WORK REQUIRED:
Among the lines below, list those containing the string "have".

RAW DATA:
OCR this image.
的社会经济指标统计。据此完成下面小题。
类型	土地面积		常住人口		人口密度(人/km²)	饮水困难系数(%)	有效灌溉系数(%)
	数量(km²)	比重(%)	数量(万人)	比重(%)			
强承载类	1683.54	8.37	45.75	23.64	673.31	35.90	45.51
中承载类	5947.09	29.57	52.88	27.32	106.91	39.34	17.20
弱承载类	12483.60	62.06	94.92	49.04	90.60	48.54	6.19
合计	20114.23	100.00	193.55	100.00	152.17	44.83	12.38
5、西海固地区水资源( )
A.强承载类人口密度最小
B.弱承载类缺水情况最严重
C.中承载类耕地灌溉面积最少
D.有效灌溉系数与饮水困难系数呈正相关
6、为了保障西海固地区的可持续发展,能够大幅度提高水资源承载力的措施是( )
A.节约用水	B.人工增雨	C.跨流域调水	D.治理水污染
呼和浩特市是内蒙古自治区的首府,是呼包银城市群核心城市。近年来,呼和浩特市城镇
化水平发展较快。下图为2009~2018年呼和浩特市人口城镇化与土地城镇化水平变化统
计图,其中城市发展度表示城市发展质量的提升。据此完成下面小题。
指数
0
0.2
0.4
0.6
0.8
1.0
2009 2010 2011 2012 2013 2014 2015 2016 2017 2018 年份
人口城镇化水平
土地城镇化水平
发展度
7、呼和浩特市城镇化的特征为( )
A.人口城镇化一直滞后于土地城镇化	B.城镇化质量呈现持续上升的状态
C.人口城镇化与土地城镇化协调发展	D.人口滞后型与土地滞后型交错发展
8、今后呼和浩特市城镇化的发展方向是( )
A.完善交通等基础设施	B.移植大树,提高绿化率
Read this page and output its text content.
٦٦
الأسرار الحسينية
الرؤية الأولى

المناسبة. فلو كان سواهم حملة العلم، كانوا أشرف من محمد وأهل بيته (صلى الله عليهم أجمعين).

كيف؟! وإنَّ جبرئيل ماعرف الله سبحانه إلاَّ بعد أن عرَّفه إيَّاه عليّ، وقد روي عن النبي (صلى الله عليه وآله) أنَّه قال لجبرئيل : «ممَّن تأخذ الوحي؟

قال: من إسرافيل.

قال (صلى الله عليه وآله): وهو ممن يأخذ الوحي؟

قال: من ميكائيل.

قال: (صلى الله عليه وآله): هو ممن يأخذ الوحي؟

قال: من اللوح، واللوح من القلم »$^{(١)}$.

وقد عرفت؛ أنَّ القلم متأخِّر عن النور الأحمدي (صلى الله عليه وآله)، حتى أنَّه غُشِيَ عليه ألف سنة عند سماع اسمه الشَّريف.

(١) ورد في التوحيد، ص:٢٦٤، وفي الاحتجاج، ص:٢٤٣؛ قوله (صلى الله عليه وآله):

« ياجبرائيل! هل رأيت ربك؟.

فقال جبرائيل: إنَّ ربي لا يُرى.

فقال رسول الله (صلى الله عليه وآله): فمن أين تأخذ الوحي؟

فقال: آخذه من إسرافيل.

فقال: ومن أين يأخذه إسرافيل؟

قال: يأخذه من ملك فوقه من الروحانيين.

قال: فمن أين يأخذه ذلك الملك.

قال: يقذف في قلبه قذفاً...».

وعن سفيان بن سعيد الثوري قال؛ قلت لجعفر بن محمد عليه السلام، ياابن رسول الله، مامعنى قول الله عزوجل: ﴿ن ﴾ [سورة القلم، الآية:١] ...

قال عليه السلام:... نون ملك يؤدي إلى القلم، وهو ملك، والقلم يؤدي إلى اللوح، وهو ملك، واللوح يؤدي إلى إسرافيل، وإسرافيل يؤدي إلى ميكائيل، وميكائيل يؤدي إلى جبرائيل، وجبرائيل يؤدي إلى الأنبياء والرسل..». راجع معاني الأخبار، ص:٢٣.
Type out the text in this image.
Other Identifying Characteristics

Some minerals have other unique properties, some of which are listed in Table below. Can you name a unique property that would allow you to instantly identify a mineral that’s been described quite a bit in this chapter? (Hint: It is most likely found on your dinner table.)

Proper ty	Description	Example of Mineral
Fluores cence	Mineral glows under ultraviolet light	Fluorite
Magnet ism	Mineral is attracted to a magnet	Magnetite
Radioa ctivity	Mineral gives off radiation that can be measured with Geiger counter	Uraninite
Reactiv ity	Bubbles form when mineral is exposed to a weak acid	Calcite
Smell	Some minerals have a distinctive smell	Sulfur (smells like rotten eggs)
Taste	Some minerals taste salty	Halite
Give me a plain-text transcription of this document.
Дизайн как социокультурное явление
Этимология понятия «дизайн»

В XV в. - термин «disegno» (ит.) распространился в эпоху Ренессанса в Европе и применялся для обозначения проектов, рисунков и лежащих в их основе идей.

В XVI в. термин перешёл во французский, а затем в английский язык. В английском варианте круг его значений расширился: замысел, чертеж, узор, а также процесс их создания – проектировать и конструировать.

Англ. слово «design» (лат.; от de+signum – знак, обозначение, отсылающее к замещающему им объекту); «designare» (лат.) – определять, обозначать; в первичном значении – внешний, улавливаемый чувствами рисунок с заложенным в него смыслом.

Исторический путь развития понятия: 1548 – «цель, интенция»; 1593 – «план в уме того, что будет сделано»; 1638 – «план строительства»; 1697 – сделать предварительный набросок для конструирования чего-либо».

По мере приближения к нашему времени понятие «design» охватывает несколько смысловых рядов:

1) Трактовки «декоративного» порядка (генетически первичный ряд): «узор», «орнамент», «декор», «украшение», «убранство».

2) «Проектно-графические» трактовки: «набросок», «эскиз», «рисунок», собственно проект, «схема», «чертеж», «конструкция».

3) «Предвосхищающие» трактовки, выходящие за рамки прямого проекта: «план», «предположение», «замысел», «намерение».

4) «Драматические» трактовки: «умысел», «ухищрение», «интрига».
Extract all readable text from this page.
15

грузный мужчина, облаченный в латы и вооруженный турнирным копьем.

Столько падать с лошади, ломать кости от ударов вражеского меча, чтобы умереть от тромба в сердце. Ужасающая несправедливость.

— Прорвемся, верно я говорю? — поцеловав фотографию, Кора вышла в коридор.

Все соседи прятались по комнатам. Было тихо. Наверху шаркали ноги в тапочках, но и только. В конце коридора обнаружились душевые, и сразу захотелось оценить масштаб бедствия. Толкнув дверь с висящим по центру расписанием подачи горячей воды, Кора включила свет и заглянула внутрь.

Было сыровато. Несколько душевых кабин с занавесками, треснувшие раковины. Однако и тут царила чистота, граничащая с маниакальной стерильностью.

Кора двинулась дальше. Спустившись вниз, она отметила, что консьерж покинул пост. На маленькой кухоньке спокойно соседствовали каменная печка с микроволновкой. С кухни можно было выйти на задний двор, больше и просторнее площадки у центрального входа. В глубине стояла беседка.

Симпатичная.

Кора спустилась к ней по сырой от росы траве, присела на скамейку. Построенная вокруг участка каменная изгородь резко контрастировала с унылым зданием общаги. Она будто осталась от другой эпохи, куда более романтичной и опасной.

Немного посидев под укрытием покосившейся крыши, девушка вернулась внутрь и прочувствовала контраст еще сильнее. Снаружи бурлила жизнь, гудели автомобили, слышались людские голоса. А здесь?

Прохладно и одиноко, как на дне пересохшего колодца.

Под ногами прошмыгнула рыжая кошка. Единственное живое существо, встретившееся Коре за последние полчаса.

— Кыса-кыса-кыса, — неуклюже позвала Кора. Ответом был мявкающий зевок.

FINISHED TASK:
Some minerals have other unique properties, some of which are listed in Table below. Can you name a unique property that would allow you to instantly identify a mineral that’s been described quite a bit in this chapter? (Hint: It is most likely found on your dinner table.)
Smell	Some minerals have a distinctive smell	Sulfur (smells like rotten eggs)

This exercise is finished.